Copy each line exactly. Leave nothing out.

----- Material for this task

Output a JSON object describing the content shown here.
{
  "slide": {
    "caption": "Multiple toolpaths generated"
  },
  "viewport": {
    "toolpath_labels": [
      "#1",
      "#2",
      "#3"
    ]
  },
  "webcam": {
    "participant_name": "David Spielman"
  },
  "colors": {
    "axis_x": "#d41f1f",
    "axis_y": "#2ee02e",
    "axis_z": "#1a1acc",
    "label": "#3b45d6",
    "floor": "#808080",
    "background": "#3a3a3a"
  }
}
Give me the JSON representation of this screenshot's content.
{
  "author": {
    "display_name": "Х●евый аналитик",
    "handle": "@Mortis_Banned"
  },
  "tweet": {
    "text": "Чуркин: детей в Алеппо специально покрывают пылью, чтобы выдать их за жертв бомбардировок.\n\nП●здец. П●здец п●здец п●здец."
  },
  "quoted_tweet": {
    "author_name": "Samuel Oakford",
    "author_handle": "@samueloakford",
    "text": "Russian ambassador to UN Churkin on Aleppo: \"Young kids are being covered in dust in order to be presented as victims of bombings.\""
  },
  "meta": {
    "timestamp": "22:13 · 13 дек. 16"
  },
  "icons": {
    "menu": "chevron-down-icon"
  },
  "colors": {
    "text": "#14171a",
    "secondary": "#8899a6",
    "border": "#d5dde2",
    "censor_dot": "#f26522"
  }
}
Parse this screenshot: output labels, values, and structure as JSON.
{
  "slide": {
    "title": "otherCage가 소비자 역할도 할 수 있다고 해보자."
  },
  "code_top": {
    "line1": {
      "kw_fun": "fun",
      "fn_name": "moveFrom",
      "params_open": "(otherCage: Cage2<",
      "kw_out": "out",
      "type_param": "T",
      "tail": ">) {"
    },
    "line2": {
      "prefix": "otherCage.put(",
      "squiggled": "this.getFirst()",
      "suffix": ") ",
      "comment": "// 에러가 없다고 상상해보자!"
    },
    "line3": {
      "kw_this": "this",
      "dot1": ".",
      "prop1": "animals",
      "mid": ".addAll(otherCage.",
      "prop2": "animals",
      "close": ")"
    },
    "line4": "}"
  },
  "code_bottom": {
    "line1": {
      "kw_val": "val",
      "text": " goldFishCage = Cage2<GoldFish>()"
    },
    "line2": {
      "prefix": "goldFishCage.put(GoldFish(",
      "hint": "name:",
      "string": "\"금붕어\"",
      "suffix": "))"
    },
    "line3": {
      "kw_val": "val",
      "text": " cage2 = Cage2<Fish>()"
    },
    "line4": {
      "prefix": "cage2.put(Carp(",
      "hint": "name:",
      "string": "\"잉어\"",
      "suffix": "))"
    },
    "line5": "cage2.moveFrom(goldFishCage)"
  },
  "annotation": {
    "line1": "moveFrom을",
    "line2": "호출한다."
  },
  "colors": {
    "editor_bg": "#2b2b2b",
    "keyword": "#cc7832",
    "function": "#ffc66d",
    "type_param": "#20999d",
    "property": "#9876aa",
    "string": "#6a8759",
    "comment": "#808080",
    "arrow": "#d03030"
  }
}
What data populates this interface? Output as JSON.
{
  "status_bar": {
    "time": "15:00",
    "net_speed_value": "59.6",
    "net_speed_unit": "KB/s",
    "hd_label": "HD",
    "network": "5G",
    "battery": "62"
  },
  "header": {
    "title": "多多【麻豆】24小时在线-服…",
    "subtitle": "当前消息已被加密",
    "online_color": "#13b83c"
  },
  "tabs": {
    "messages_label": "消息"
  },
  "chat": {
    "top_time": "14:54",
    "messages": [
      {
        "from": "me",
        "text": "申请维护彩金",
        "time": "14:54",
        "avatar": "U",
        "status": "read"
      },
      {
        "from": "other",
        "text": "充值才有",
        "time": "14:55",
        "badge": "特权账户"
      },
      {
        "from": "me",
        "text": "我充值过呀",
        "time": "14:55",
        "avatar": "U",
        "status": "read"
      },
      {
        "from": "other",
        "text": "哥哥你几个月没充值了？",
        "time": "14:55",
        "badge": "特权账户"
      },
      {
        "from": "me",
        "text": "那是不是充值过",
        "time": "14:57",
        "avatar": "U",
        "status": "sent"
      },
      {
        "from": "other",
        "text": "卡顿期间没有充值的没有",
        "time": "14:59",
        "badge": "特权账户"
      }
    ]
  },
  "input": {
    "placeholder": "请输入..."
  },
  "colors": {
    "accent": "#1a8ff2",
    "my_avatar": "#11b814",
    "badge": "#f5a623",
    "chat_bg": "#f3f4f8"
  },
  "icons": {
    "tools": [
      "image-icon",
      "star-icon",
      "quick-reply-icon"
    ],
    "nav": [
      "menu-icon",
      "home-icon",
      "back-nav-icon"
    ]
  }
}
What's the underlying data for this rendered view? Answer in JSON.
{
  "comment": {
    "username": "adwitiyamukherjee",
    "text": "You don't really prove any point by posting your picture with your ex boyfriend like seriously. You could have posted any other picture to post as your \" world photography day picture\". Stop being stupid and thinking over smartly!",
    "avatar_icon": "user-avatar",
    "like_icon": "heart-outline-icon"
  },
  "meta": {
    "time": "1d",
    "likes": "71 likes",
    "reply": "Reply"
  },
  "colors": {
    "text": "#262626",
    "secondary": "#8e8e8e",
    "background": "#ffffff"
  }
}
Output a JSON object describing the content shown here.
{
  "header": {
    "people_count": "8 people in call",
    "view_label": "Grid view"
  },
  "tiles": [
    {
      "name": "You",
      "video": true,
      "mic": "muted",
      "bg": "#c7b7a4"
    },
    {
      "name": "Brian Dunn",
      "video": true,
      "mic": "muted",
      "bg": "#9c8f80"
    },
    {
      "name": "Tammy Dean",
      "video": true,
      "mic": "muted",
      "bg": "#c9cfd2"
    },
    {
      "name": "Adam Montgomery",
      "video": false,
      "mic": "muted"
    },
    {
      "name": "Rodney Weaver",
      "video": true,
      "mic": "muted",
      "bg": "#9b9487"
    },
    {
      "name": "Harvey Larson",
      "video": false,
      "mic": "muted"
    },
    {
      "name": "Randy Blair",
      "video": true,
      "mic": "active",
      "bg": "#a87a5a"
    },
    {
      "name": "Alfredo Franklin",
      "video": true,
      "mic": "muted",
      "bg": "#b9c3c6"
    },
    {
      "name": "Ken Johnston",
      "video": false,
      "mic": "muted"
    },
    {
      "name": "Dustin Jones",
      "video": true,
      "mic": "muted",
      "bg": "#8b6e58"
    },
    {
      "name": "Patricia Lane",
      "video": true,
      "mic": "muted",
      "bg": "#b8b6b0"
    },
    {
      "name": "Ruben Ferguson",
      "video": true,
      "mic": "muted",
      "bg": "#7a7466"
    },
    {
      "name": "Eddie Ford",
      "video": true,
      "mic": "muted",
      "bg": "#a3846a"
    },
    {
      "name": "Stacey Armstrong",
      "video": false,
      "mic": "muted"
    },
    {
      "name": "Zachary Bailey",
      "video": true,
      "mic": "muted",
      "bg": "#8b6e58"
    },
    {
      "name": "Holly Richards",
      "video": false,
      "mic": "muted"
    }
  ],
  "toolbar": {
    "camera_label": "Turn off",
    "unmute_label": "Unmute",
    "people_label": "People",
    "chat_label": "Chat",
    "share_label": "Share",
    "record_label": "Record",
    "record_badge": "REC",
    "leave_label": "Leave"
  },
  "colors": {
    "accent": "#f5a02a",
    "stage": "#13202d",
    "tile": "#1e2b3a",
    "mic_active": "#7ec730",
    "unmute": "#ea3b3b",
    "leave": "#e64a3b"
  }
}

----------

» **Result below**:
Output a JSON object describing the content shown here.
{
  "slide": {
    "caption": "Multiple toolpaths generated"
  },
  "viewport": {
    "toolpath_labels": [
      "#1",
      "#2",
      "#3"
    ]
  },
  "webcam": {
    "participant_name": "David Spielman"
  },
  "colors": {
    "axis_x": "#d41f1f",
    "axis_y": "#2ee02e",
    "axis_z": "#1a1acc",
    "label": "#3b45d6",
    "floor": "#808080",
    "background": "#3a3a3a"
  }
}
Give me the JSON representation of this screenshot's content.
{
  "author": {
    "display_name": "Х●евый аналитик",
    "handle": "@Mortis_Banned"
  },
  "tweet": {
    "text": "Чуркин: детей в Алеппо специально покрывают пылью, чтобы выдать их за жертв бомбардировок.\n\nП●здец. П●здец п●здец п●здец."
  },
  "quoted_tweet": {
    "author_name": "Samuel Oakford",
    "author_handle": "@samueloakford",
    "text": "Russian ambassador to UN Churkin on Aleppo: \"Young kids are being covered in dust in order to be presented as victims of bombings.\""
  },
  "meta": {
    "timestamp": "22:13 · 13 дек. 16"
  },
  "icons": {
    "menu": "chevron-down-icon"
  },
  "colors": {
    "text": "#14171a",
    "secondary": "#8899a6",
    "border": "#d5dde2",
    "censor_dot": "#f26522"
  }
}
Parse this screenshot: output labels, values, and structure as JSON.
{
  "slide": {
    "title": "otherCage가 소비자 역할도 할 수 있다고 해보자."
  },
  "code_top": {
    "line1": {
      "kw_fun": "fun",
      "fn_name": "moveFrom",
      "params_open": "(otherCage: Cage2<",
      "kw_out": "out",
      "type_param": "T",
      "tail": ">) {"
    },
    "line2": {
      "prefix": "otherCage.put(",
      "squiggled": "this.getFirst()",
      "suffix": ") ",
      "comment": "// 에러가 없다고 상상해보자!"
    },
    "line3": {
      "kw_this": "this",
      "dot1": ".",
      "prop1": "animals",
      "mid": ".addAll(otherCage.",
      "prop2": "animals",
      "close": ")"
    },
    "line4": "}"
  },
  "code_bottom": {
    "line1": {
      "kw_val": "val",
      "text": " goldFishCage = Cage2<GoldFish>()"
    },
    "line2": {
      "prefix": "goldFishCage.put(GoldFish(",
      "hint": "name:",
      "string": "\"금붕어\"",
      "suffix": "))"
    },
    "line3": {
      "kw_val": "val",
      "text": " cage2 = Cage2<Fish>()"
    },
    "line4": {
      "prefix": "cage2.put(Carp(",
      "hint": "name:",
      "string": "\"잉어\"",
      "suffix": "))"
    },
    "line5": "cage2.moveFrom(goldFishCage)"
  },
  "annotation": {
    "line1": "moveFrom을",
    "line2": "호출한다."
  },
  "colors": {
    "editor_bg": "#2b2b2b",
    "keyword": "#cc7832",
    "function": "#ffc66d",
    "type_param": "#20999d",
    "property": "#9876aa",
    "string": "#6a8759",
    "comment": "#808080",
    "arrow": "#d03030"
  }
}
What data populates this interface? Output as JSON.
{
  "status_bar": {
    "time": "15:00",
    "net_speed_value": "59.6",
    "net_speed_unit": "KB/s",
    "hd_label": "HD",
    "network": "5G",
    "battery": "62"
  },
  "header": {
    "title": "多多【麻豆】24小时在线-服…",
    "subtitle": "当前消息已被加密",
    "online_color": "#13b83c"
  },
  "tabs": {
    "messages_label": "消息"
  },
  "chat": {
    "top_time": "14:54",
    "messages": [
      {
        "from": "me",
        "text": "申请维护彩金",
        "time": "14:54",
        "avatar": "U",
        "status": "read"
      },
      {
        "from": "other",
        "text": "充值才有",
        "time": "14:55",
        "badge": "特权账户"
      },
      {
        "from": "me",
        "text": "我充值过呀",
        "time": "14:55",
        "avatar": "U",
        "status": "read"
      },
      {
        "from": "other",
        "text": "哥哥你几个月没充值了？",
        "time": "14:55",
        "badge": "特权账户"
      },
      {
        "from": "me",
        "text": "那是不是充值过",
        "time": "14:57",
        "avatar": "U",
        "status": "sent"
      },
      {
        "from": "other",
        "text": "卡顿期间没有充值的没有",
        "time": "14:59",
        "badge": "特权账户"
      }
    ]
  },
  "input": {
    "placeholder": "请输入..."
  },
  "colors": {
    "accent": "#1a8ff2",
    "my_avatar": "#11b814",
    "badge": "#f5a623",
    "chat_bg": "#f3f4f8"
  },
  "icons": {
    "tools": [
      "image-icon",
      "star-icon",
      "quick-reply-icon"
    ],
    "nav": [
      "menu-icon",
      "home-icon",
      "back-nav-icon"
    ]
  }
}
What's the underlying data for this rendered view? Answer in JSON.
{
  "comment": {
    "username": "adwitiyamukherjee",
    "text": "You don't really prove any point by posting your picture with your ex boyfriend like seriously. You could have posted any other picture to post as your \" world photography day picture\". Stop being stupid and thinking over smartly!",
    "avatar_icon": "user-avatar",
    "like_icon": "heart-outline-icon"
  },
  "meta": {
    "time": "1d",
    "likes": "71 likes",
    "reply": "Reply"
  },
  "colors": {
    "text": "#262626",
    "secondary": "#8e8e8e",
    "background": "#ffffff"
  }
}
Output a JSON object describing the content shown here.
{
  "header": {
    "people_count": "8 people in call",
    "view_label": "Grid view"
  },
  "tiles": [
    {
      "name": "You",
      "video": true,
      "mic": "muted",
      "bg": "#c7b7a4"
    },
    {
      "name": "Brian Dunn",
      "video": true,
      "mic": "muted",
      "bg": "#9c8f80"
    },
    {
      "name": "Tammy Dean",
      "video": true,
      "mic": "muted",
      "bg": "#c9cfd2"
    },
    {
      "name": "Adam Montgomery",
      "video": false,
      "mic": "muted"
    },
    {
      "name": "Rodney Weaver",
      "video": true,
      "mic": "muted",
      "bg": "#9b9487"
    },
    {
      "name": "Harvey Larson",
      "video": false,
      "mic": "muted"
    },
    {
      "name": "Randy Blair",
      "video": true,
      "mic": "active",
      "bg": "#a87a5a"
    },
    {
      "name": "Alfredo Franklin",
      "video": true,
      "mic": "muted",
      "bg": "#b9c3c6"
    },
    {
      "name": "Ken Johnston",
      "video": false,
      "mic": "muted"
    },
    {
      "name": "Dustin Jones",
      "video": true,
      "mic": "muted",
      "bg": "#8b6e58"
    },
    {
      "name": "Patricia Lane",
      "video": true,
      "mic": "muted",
      "bg": "#b8b6b0"
    },
    {
      "name": "Ruben Ferguson",
      "video": true,
      "mic": "muted",
      "bg": "#7a7466"
    },
    {
      "name": "Eddie Ford",
      "video": true,
      "mic": "muted",
      "bg": "#a3846a"
    },
    {
      "name": "Stacey Armstrong",
      "video": false,
      "mic": "muted"
    },
    {
      "name": "Zachary Bailey",
      "video": true,
      "mic": "muted",
      "bg": "#8b6e58"
    },
    {
      "name": "Holly Richards",
      "video": false,
      "mic": "muted"
    }
  ],
  "toolbar": {
    "camera_label": "Turn off",
    "unmute_label": "Unmute",
    "people_label": "People",
    "chat_label": "Chat",
    "share_label": "Share",
    "record_label": "Record",
    "record_badge": "REC",
    "leave_label": "Leave"
  },
  "colors": {
    "accent": "#f5a02a",
    "stage": "#13202d",
    "tile": "#1e2b3a",
    "mic_active": "#7ec730",
    "unmute": "#ea3b3b",
    "leave": "#e64a3b"
  }
}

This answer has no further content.